Fresco di laurea in Medicina, nel 1916 Bulgakov viene mandato allo sbaraglio in uno sperduto villaggio dove si trova a dover effettuare interventi che nella migliore delle ipotesi ha visto soltanto praticare in università. Ciascun caso è il tema di uno dei testi: l’amputazione di una gamba a una giovane dalle bionde trecce, la tracheotomia di una bambina difterica e diversi “rivolgimenti” di feti poco inclini a venire al mondo per via della posizione trasversale e nonostante zolletta.

■ **Voci estratte**
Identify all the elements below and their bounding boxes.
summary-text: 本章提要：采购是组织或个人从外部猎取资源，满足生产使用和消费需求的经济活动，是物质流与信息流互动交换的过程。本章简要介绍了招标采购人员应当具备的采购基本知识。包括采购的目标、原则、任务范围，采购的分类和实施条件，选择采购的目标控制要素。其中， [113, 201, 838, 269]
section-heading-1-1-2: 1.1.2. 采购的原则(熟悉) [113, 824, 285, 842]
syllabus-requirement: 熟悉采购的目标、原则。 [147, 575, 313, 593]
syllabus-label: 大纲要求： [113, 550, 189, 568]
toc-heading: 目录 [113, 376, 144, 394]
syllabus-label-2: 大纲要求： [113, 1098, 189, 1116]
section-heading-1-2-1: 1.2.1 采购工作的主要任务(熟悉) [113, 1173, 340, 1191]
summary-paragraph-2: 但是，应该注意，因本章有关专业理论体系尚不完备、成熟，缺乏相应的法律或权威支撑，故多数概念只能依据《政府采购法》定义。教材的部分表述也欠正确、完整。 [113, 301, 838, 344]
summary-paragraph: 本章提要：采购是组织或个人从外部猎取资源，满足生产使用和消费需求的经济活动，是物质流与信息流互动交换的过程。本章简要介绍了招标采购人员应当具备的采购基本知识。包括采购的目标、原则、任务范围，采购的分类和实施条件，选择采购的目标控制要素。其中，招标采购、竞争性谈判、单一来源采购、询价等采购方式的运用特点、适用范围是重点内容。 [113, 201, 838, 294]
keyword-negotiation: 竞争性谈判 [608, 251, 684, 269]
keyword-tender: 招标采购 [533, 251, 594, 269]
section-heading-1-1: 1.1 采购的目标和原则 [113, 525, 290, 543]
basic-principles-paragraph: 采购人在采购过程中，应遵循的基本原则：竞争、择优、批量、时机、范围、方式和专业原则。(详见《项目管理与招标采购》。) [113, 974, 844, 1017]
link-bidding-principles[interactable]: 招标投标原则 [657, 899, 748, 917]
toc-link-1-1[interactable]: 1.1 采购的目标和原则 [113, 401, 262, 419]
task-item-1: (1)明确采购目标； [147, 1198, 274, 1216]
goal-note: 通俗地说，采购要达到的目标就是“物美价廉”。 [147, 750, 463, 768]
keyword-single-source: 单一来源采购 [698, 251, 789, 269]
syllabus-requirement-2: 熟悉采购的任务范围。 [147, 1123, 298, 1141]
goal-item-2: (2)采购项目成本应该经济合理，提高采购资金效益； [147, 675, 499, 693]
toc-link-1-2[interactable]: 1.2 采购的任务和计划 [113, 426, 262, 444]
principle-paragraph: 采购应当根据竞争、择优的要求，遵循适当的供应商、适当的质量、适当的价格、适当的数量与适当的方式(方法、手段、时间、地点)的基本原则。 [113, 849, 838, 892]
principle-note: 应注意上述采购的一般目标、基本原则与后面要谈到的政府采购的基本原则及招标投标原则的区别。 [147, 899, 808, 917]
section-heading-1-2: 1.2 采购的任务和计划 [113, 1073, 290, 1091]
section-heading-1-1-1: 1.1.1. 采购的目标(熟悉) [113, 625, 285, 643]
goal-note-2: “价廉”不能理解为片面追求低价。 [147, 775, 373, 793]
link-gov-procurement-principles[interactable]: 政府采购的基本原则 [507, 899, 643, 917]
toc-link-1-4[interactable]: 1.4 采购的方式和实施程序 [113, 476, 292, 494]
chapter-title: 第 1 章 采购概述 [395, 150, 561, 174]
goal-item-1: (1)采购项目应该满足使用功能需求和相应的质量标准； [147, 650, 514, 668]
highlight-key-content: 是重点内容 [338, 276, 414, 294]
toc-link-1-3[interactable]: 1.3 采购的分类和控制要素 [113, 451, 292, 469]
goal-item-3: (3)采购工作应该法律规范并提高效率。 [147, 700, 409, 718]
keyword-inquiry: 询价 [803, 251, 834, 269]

■ **Serie di esercizi**
a) Secondo il brano su Bulgakov medico, in quale anno viene mandato nello sperduto villaggio?
b) Prosegui il brano su Bulgakov medico dopo la sua ultima frase.

■ **Soluzioni delle attività**
a) Nel 1916.

b)
Il racconto più bello si intitola V’juga, La tormenta. Come al solito il giovane medico sta per riposarsi e farsi un bagno caldo quando bussano alla porta con urgenza. La tempesta infuria e nasconde le strade ma bisogna andare. La bella figlia dell’agronomo è caduta dalla slitta e ha picchiato la testa durante le nozze. Il marito è pazzo dal dolore: era lui a condurre i cavalli e non può concepire di restare vedovo dopo avere fatto di tutto per conquistarla. La notte e la morte incombono sulla casa sprofondata nella neve. Il dottor Bomgard, alter ego autobiografico dell’autore, non può far niente a parte addormentare con un’iniezione il vedovo e andarsene a costo di perdersi nella tormenta. Ci sono perfino i lupi a minacciare il viaggio, ma alla fine delle disavventure il medico trova sempre un rifugio di luce e razionalità simboleggiato dal miraggio di un ospedale in città.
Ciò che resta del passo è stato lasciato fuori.